_EXERCISE OBJECTIVE_: Could you print every record below exactly as it appears?

_GIVEN RECORDS_:
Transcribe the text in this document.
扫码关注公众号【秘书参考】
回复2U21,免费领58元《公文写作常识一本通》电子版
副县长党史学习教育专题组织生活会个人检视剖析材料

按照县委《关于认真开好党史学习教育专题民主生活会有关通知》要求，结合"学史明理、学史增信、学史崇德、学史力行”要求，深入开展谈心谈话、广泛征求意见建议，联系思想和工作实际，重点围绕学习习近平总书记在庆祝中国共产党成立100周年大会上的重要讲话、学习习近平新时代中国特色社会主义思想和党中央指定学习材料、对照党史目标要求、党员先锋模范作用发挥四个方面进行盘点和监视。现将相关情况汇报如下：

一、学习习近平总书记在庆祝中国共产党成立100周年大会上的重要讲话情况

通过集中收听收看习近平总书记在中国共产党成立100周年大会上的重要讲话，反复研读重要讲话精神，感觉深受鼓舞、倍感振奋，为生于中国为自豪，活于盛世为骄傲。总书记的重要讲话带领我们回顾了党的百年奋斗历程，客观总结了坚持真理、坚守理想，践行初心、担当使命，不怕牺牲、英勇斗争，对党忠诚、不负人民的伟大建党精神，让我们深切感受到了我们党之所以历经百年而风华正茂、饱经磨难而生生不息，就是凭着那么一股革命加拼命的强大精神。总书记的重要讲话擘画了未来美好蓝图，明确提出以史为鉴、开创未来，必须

_RESPONSE TO THE EXERCISE_:
Transcribe the text in this document.
扫码关注公众号【秘书参考】
回复2U21,免费领58元《公文写作常识一本通》电子版
副县长党史学习教育专题组织生活会个人检视剖析材料

按照县委《关于认真开好党史学习教育专题民主生活会有关通知》要求，结合"学史明理、学史增信、学史崇德、学史力行”要求，深入开展谈心谈话、广泛征求意见建议，联系思想和工作实际，重点围绕学习习近平总书记在庆祝中国共产党成立100周年大会上的重要讲话、学习习近平新时代中国特色社会主义思想和党中央指定学习材料、对照党史目标要求、党员先锋模范作用发挥四个方面进行盘点和监视。现将相关情况汇报如下：

一、学习习近平总书记在庆祝中国共产党成立100周年大会上的重要讲话情况

通过集中收听收看习近平总书记在中国共产党成立100周年大会上的重要讲话，反复研读重要讲话精神，感觉深受鼓舞、倍感振奋，为生于中国为自豪，活于盛世为骄傲。总书记的重要讲话带领我们回顾了党的百年奋斗历程，客观总结了坚持真理、坚守理想，践行初心、担当使命，不怕牺牲、英勇斗争，对党忠诚、不负人民的伟大建党精神，让我们深切感受到了我们党之所以历经百年而风华正茂、饱经磨难而生生不息，就是凭着那么一股革命加拼命的强大精神。总书记的重要讲话擘画了未来美好蓝图，明确提出以史为鉴、开创未来，必须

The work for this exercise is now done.